-- RECORDS PROVIDED start --
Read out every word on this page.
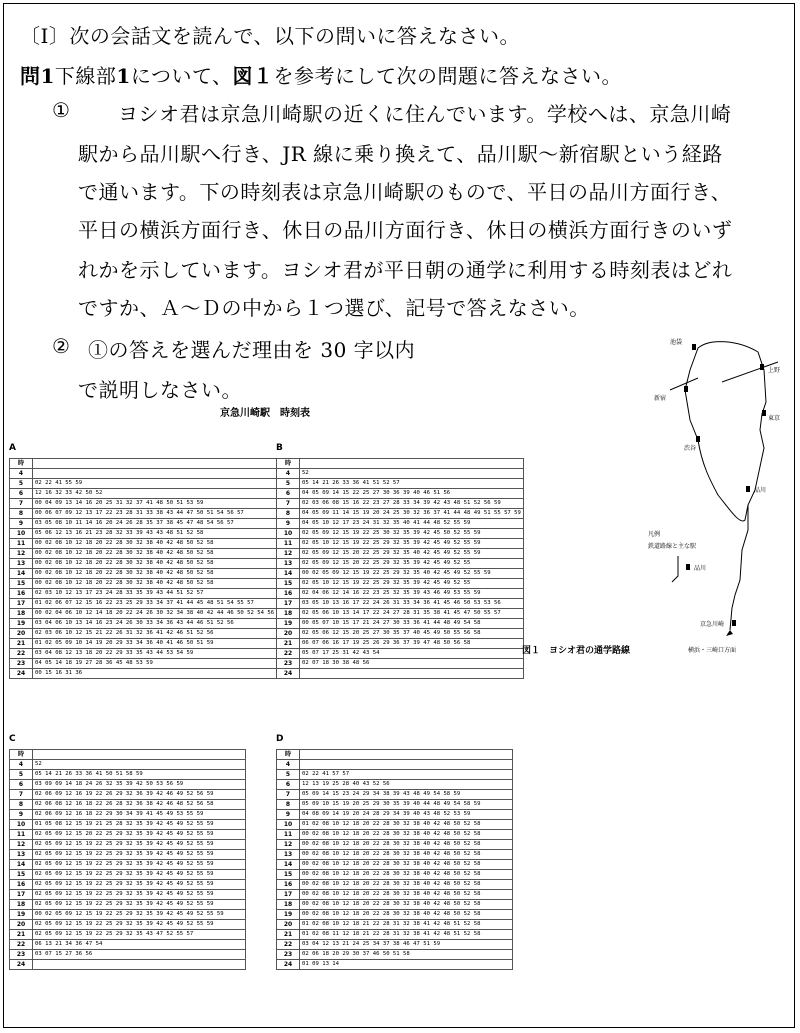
〔Ⅰ〕次の会話文を読んで、以下の問いに答えなさい。
問1下線部1について、図１を参考にして次の問題に答えなさい。
① ヨシオ君は京急川崎駅の近くに住んでいます。学校へは、京急川崎
駅から品川駅へ行き、JR 線に乗り換えて、品川駅～新宿駅という経路
で通います。下の時刻表は京急川崎駅のもので、平日の品川方面行き、
平日の横浜方面行き、休日の品川方面行き、休日の横浜方面行きのいず
れかを示しています。ヨシオ君が平日朝の通学に利用する時刻表はどれ
ですか、Ａ～Ｄの中から１つ選び、記号で答えなさい。
② ①の答えを選んだ理由を 30 字以内
で説明しなさい。
京急川崎駅　時刻表
A
時	
4	
5	02 22 41 55 59
6	12 16 32 33 42 50 52
7	00 04 09 13 14 16 20 25 31 32 37 41 48 50 51 53 59
8	00 06 07 09 12 13 17 22 23 28 31 33 38 43 44 47 50 51 54 56 57
9	03 05 08 10 11 14 16 20 24 26 28 35 37 38 45 47 48 54 56 57
10	05 06 12 13 16 21 23 28 32 33 39 43 43 48 51 52 58
11	00 02 08 10 12 18 20 22 28 30 32 38 40 42 48 50 52 58
12	00 02 08 10 12 18 20 22 28 30 32 38 40 42 48 50 52 58
13	00 02 08 10 12 18 20 22 28 30 32 38 40 42 48 50 52 58
14	00 02 08 10 12 18 20 22 28 30 32 38 40 42 48 50 52 58
15	00 02 08 10 12 18 20 22 28 30 32 38 40 42 48 50 52 58
16	02 03 10 12 13 17 23 24 28 33 35 39 43 44 51 52 57
17	01 02 06 07 12 15 16 22 23 25 29 33 34 37 41 44 45 48 51 54 55 57
18	00 02 04 06 10 12 14 18 20 22 24 26 30 32 34 38 40 42 44 46 50 52 54 56
19	03 04 06 10 13 14 16 23 24 26 30 33 34 36 43 44 46 51 52 56
20	02 03 06 10 12 15 21 22 26 31 32 36 41 42 46 51 52 56
21	01 02 05 09 10 14 19 20 29 33 34 36 40 41 46 50 51 59
22	03 04 08 12 13 18 20 22 29 33 35 43 44 53 54 59
23	04 05 14 18 19 27 28 36 45 48 53 59
24	00 15 16 31 36
B
時	
4	52
5	05 14 21 26 33 36 41 51 52 57
6	04 05 09 14 15 22 25 27 30 36 39 40 46 51 56
7	02 03 06 08 15 16 22 23 27 28 33 34 39 42 43 48 51 52 56 59
8	04 05 09 11 14 15 19 20 24 25 30 32 36 37 41 44 48 49 51 55 57 59
9	04 05 10 12 17 23 24 31 32 35 40 41 44 48 52 55 59
10	02 05 09 12 15 19 22 25 30 32 35 39 42 45 50 52 55 59
11	02 05 10 12 15 19 22 25 29 32 35 39 42 45 49 52 55 59
12	02 05 09 12 15 20 22 25 29 32 35 40 42 45 49 52 55 59
13	02 05 09 12 15 20 22 25 29 32 35 39 42 45 49 52 55
14	00 02 05 09 12 15 19 22 25 29 32 35 40 42 45 49 52 55 59
15	02 05 10 12 15 19 22 25 29 32 35 39 42 45 49 52 55
16	02 04 06 12 14 16 22 23 25 32 35 39 43 46 49 53 55 59
17	03 05 10 13 16 17 22 24 26 31 33 34 36 41 45 46 50 53 53 56
18	02 05 06 10 13 14 17 22 24 27 28 31 35 38 41 45 47 50 55 57
19	00 05 07 10 15 17 21 24 27 30 33 36 41 44 48 49 54 58
20	02 05 06 12 15 20 25 27 30 35 37 40 45 49 50 55 56 58
21	06 07 06 16 17 19 25 26 29 36 37 39 47 48 50 56 58
22	05 07 17 25 31 42 43 54
23	02 07 18 30 38 48 56
24	
C
時	
4	52
5	05 14 21 26 33 36 41 50 51 58 59
6	03 09 09 14 18 24 26 32 35 39 42 50 53 56 59
7	02 06 09 12 16 19 22 26 29 32 36 39 42 46 49 52 56 59
8	02 06 08 12 16 18 22 26 28 32 36 38 42 46 48 52 56 58
9	02 06 09 12 16 18 22 29 30 34 39 41 45 49 53 55 59
10	01 05 08 12 15 19 21 25 28 32 35 39 42 45 49 52 55 59
11	02 05 09 12 15 20 22 25 29 32 35 39 42 45 49 52 55 59
12	02 05 09 12 15 19 22 25 29 32 35 39 42 45 49 52 55 59
13	02 05 09 12 15 19 22 25 29 32 35 39 42 45 49 52 55 59
14	02 05 09 12 15 19 22 25 29 32 35 39 42 45 49 52 55 59
15	02 05 09 12 15 19 22 25 29 32 35 39 42 45 49 52 55 59
16	02 05 09 12 15 19 22 25 29 32 35 39 42 45 49 52 55 59
17	02 05 09 12 15 19 22 25 29 32 35 39 42 45 49 52 55 59
18	02 05 09 12 15 19 22 25 29 32 35 39 42 45 49 52 55 59
19	00 02 05 09 12 15 19 22 25 29 32 35 39 42 45 49 52 55 59
20	02 05 09 12 15 19 22 25 29 32 35 39 42 45 49 52 55 59
21	02 05 09 12 15 19 22 25 29 32 35 43 47 52 55 57
22	06 13 21 34 36 47 54
23	03 07 15 27 36 56
24	
D
時	
4	
5	02 22 41 57 57
6	12 13 19 25 28 40 43 52 56
7	05 09 14 15 23 24 29 34 38 39 43 48 49 54 58 59
8	05 09 10 15 19 20 25 29 30 35 39 40 44 48 49 54 58 59
9	04 08 09 14 19 20 24 28 29 34 39 40 43 48 52 53 59
10	01 02 08 10 12 18 20 22 28 30 32 38 40 42 48 50 52 58
11	00 02 08 10 12 18 20 22 28 30 32 38 40 42 48 50 52 58
12	00 02 08 10 12 18 20 22 28 30 32 38 40 42 48 50 52 58
13	00 02 08 10 12 18 20 22 28 30 32 38 40 42 48 50 52 58
14	00 02 08 10 12 18 20 22 28 30 32 38 40 42 48 50 52 58
15	00 02 08 10 12 18 20 22 28 30 32 38 40 42 48 50 52 58
16	00 02 08 10 12 18 20 22 28 30 32 38 40 42 48 50 52 58
17	00 02 08 10 12 18 20 22 28 30 32 38 40 42 48 50 52 58
18	00 02 08 10 12 18 20 22 28 30 32 38 40 42 48 50 52 58
19	00 02 08 10 12 18 20 22 28 30 32 38 40 42 48 50 52 58
20	01 02 08 10 12 18 21 22 28 31 32 38 41 42 48 51 52 58
21	01 02 08 11 12 18 21 22 28 31 32 38 41 42 48 51 52 58
22	03 04 12 13 21 24 25 34 37 38 46 47 51 59
23	02 06 18 20 29 30 37 46 50 51 58
24	01 09 13 14
池袋
上野
新宿
東京
渋谷
品川
京急川崎
横浜・三崎口方面
凡例
鉄道路線と主な駅
品川
図１　ヨシオ君の通学路線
-- RECORDS PROVIDED end --
• GOAL OF THE EXERCISE: Set down the complete material exactly, but do not include the images.

• EXERCISE OUTPUT:
Read out every word on this page.
〔Ⅰ〕次の会話文を読んで、以下の問いに答えなさい。
問1下線部1について、図１を参考にして次の問題に答えなさい。
① ヨシオ君は京急川崎駅の近くに住んでいます。学校へは、京急川崎
駅から品川駅へ行き、JR 線に乗り換えて、品川駅～新宿駅という経路
で通います。下の時刻表は京急川崎駅のもので、平日の品川方面行き、
平日の横浜方面行き、休日の品川方面行き、休日の横浜方面行きのいず
れかを示しています。ヨシオ君が平日朝の通学に利用する時刻表はどれ
ですか、Ａ～Ｄの中から１つ選び、記号で答えなさい。
② ①の答えを選んだ理由を 30 字以内
で説明しなさい。
京急川崎駅　時刻表
A
時	
4	
5	02 22 41 55 59
6	12 16 32 33 42 50 52
7	00 04 09 13 14 16 20 25 31 32 37 41 48 50 51 53 59
8	00 06 07 09 12 13 17 22 23 28 31 33 38 43 44 47 50 51 54 56 57
9	03 05 08 10 11 14 16 20 24 26 28 35 37 38 45 47 48 54 56 57
10	05 06 12 13 16 21 23 28 32 33 39 43 43 48 51 52 58
11	00 02 08 10 12 18 20 22 28 30 32 38 40 42 48 50 52 58
12	00 02 08 10 12 18 20 22 28 30 32 38 40 42 48 50 52 58
13	00 02 08 10 12 18 20 22 28 30 32 38 40 42 48 50 52 58
14	00 02 08 10 12 18 20 22 28 30 32 38 40 42 48 50 52 58
15	00 02 08 10 12 18 20 22 28 30 32 38 40 42 48 50 52 58
16	02 03 10 12 13 17 23 24 28 33 35 39 43 44 51 52 57
17	01 02 06 07 12 15 16 22 23 25 29 33 34 37 41 44 45 48 51 54 55 57
18	00 02 04 06 10 12 14 18 20 22 24 26 30 32 34 38 40 42 44 46 50 52 54 56
19	03 04 06 10 13 14 16 23 24 26 30 33 34 36 43 44 46 51 52 56
20	02 03 06 10 12 15 21 22 26 31 32 36 41 42 46 51 52 56
21	01 02 05 09 10 14 19 20 29 33 34 36 40 41 46 50 51 59
22	03 04 08 12 13 18 20 22 29 33 35 43 44 53 54 59
23	04 05 14 18 19 27 28 36 45 48 53 59
24	00 15 16 31 36
B
時	
4	52
5	05 14 21 26 33 36 41 51 52 57
6	04 05 09 14 15 22 25 27 30 36 39 40 46 51 56
7	02 03 06 08 15 16 22 23 27 28 33 34 39 42 43 48 51 52 56 59
8	04 05 09 11 14 15 19 20 24 25 30 32 36 37 41 44 48 49 51 55 57 59
9	04 05 10 12 17 23 24 31 32 35 40 41 44 48 52 55 59
10	02 05 09 12 15 19 22 25 30 32 35 39 42 45 50 52 55 59
11	02 05 10 12 15 19 22 25 29 32 35 39 42 45 49 52 55 59
12	02 05 09 12 15 20 22 25 29 32 35 40 42 45 49 52 55 59
13	02 05 09 12 15 20 22 25 29 32 35 39 42 45 49 52 55
14	00 02 05 09 12 15 19 22 25 29 32 35 40 42 45 49 52 55 59
15	02 05 10 12 15 19 22 25 29 32 35 39 42 45 49 52 55
16	02 04 06 12 14 16 22 23 25 32 35 39 43 46 49 53 55 59
17	03 05 10 13 16 17 22 24 26 31 33 34 36 41 45 46 50 53 53 56
18	02 05 06 10 13 14 17 22 24 27 28 31 35 38 41 45 47 50 55 57
19	00 05 07 10 15 17 21 24 27 30 33 36 41 44 48 49 54 58
20	02 05 06 12 15 20 25 27 30 35 37 40 45 49 50 55 56 58
21	06 07 06 16 17 19 25 26 29 36 37 39 47 48 50 56 58
22	05 07 17 25 31 42 43 54
23	02 07 18 30 38 48 56
24	
C
時	
4	52
5	05 14 21 26 33 36 41 50 51 58 59
6	03 09 09 14 18 24 26 32 35 39 42 50 53 56 59
7	02 06 09 12 16 19 22 26 29 32 36 39 42 46 49 52 56 59
8	02 06 08 12 16 18 22 26 28 32 36 38 42 46 48 52 56 58
9	02 06 09 12 16 18 22 29 30 34 39 41 45 49 53 55 59
10	01 05 08 12 15 19 21 25 28 32 35 39 42 45 49 52 55 59
11	02 05 09 12 15 20 22 25 29 32 35 39 42 45 49 52 55 59
12	02 05 09 12 15 19 22 25 29 32 35 39 42 45 49 52 55 59
13	02 05 09 12 15 19 22 25 29 32 35 39 42 45 49 52 55 59
14	02 05 09 12 15 19 22 25 29 32 35 39 42 45 49 52 55 59
15	02 05 09 12 15 19 22 25 29 32 35 39 42 45 49 52 55 59
16	02 05 09 12 15 19 22 25 29 32 35 39 42 45 49 52 55 59
17	02 05 09 12 15 19 22 25 29 32 35 39 42 45 49 52 55 59
18	02 05 09 12 15 19 22 25 29 32 35 39 42 45 49 52 55 59
19	00 02 05 09 12 15 19 22 25 29 32 35 39 42 45 49 52 55 59
20	02 05 09 12 15 19 22 25 29 32 35 39 42 45 49 52 55 59
21	02 05 09 12 15 19 22 25 29 32 35 43 47 52 55 57
22	06 13 21 34 36 47 54
23	03 07 15 27 36 56
24	
D
時	
4	
5	02 22 41 57 57
6	12 13 19 25 28 40 43 52 56
7	05 09 14 15 23 24 29 34 38 39 43 48 49 54 58 59
8	05 09 10 15 19 20 25 29 30 35 39 40 44 48 49 54 58 59
9	04 08 09 14 19 20 24 28 29 34 39 40 43 48 52 53 59
10	01 02 08 10 12 18 20 22 28 30 32 38 40 42 48 50 52 58
11	00 02 08 10 12 18 20 22 28 30 32 38 40 42 48 50 52 58
12	00 02 08 10 12 18 20 22 28 30 32 38 40 42 48 50 52 58
13	00 02 08 10 12 18 20 22 28 30 32 38 40 42 48 50 52 58
14	00 02 08 10 12 18 20 22 28 30 32 38 40 42 48 50 52 58
15	00 02 08 10 12 18 20 22 28 30 32 38 40 42 48 50 52 58
16	00 02 08 10 12 18 20 22 28 30 32 38 40 42 48 50 52 58
17	00 02 08 10 12 18 20 22 28 30 32 38 40 42 48 50 52 58
18	00 02 08 10 12 18 20 22 28 30 32 38 40 42 48 50 52 58
19	00 02 08 10 12 18 20 22 28 30 32 38 40 42 48 50 52 58
20	01 02 08 10 12 18 21 22 28 31 32 38 41 42 48 51 52 58
21	01 02 08 11 12 18 21 22 28 31 32 38 41 42 48 51 52 58
22	03 04 12 13 21 24 25 34 37 38 46 47 51 59
23	02 06 18 20 29 30 37 46 50 51 58
24	01 09 13 14
池袋
上野
新宿
東京
渋谷
品川
京急川崎
横浜・三崎口方面
凡例
鉄道路線と主な駅
品川
図１　ヨシオ君の通学路線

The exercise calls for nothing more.